_What this task involves_: Only the pictures are left out: repeat the rest of the entries exactly.

_Material for this exercise_:
========================

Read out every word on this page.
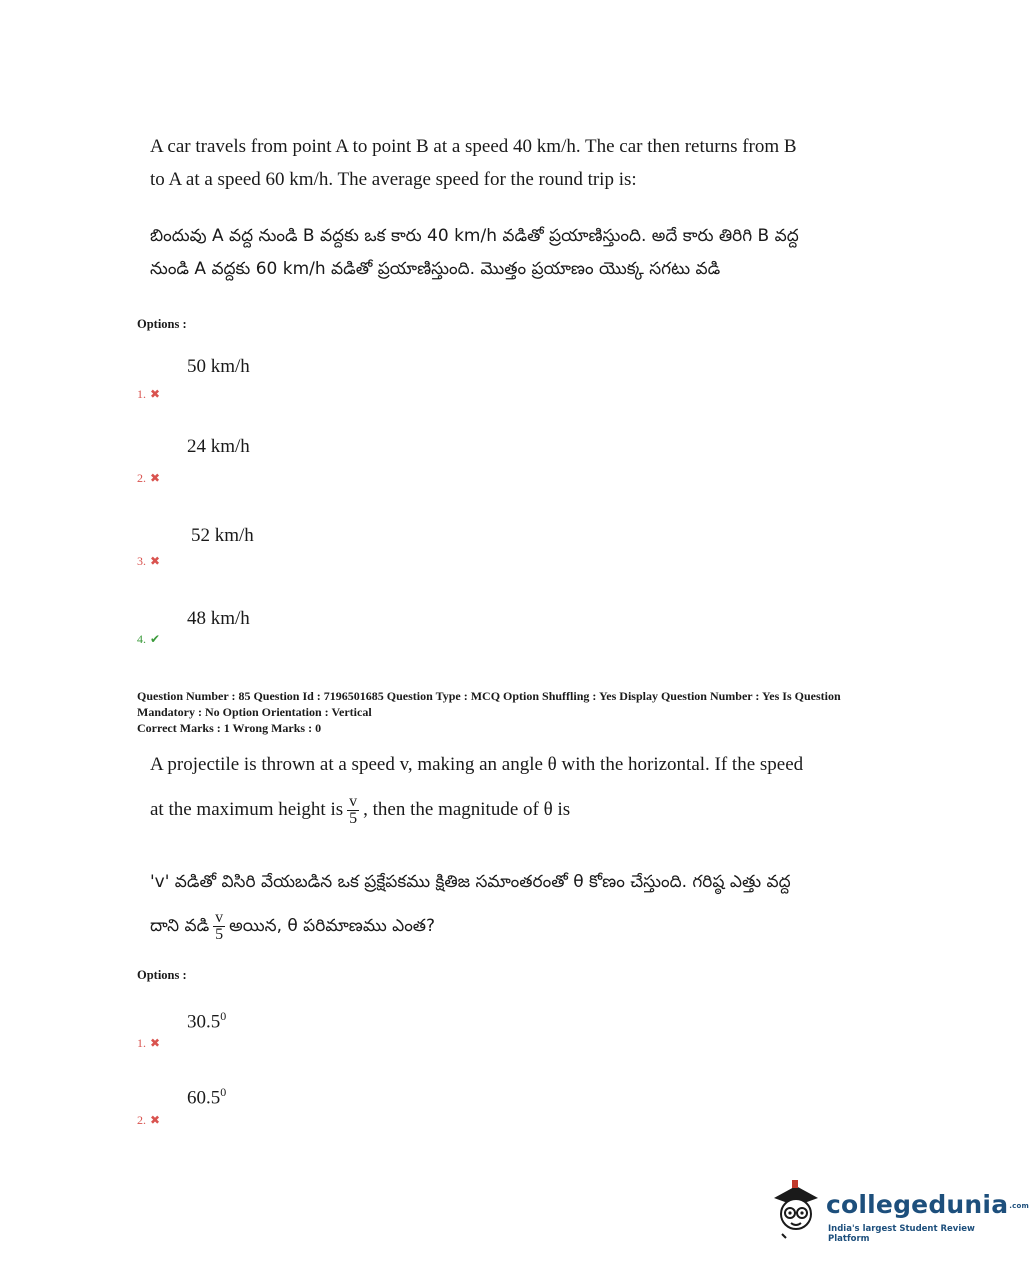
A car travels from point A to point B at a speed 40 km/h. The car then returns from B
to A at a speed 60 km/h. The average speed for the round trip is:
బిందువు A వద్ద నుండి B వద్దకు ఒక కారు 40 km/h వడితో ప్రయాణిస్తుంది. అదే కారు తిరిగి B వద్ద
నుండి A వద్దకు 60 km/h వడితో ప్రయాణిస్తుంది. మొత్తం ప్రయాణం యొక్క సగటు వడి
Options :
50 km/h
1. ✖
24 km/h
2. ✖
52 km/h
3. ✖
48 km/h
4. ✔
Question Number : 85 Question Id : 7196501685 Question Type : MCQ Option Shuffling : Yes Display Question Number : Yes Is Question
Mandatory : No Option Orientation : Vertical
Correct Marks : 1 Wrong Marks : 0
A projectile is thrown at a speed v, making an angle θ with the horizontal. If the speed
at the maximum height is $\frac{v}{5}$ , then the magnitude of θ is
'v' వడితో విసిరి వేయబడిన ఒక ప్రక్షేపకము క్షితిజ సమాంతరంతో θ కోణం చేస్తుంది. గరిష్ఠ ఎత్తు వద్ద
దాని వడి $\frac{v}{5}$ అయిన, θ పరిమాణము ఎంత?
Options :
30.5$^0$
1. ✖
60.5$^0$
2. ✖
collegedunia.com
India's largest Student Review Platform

========================

_Reply to the task_:
Read out every word on this page.
A car travels from point A to point B at a speed 40 km/h. The car then returns from B
to A at a speed 60 km/h. The average speed for the round trip is:
బిందువు A వద్ద నుండి B వద్దకు ఒక కారు 40 km/h వడితో ప్రయాణిస్తుంది. అదే కారు తిరిగి B వద్ద
నుండి A వద్దకు 60 km/h వడితో ప్రయాణిస్తుంది. మొత్తం ప్రయాణం యొక్క సగటు వడి
Options :
50 km/h
1. ✖
24 km/h
2. ✖
52 km/h
3. ✖
48 km/h
4. ✔
Question Number : 85 Question Id : 7196501685 Question Type : MCQ Option Shuffling : Yes Display Question Number : Yes Is Question
Mandatory : No Option Orientation : Vertical
Correct Marks : 1 Wrong Marks : 0
A projectile is thrown at a speed v, making an angle θ with the horizontal. If the speed
at the maximum height is $\frac{v}{5}$ , then the magnitude of θ is
'v' వడితో విసిరి వేయబడిన ఒక ప్రక్షేపకము క్షితిజ సమాంతరంతో θ కోణం చేస్తుంది. గరిష్ఠ ఎత్తు వద్ద
దాని వడి $\frac{v}{5}$ అయిన, θ పరిమాణము ఎంత?
Options :
30.5$^0$
1. ✖
60.5$^0$
2. ✖
collegedunia.com
India's largest Student Review Platform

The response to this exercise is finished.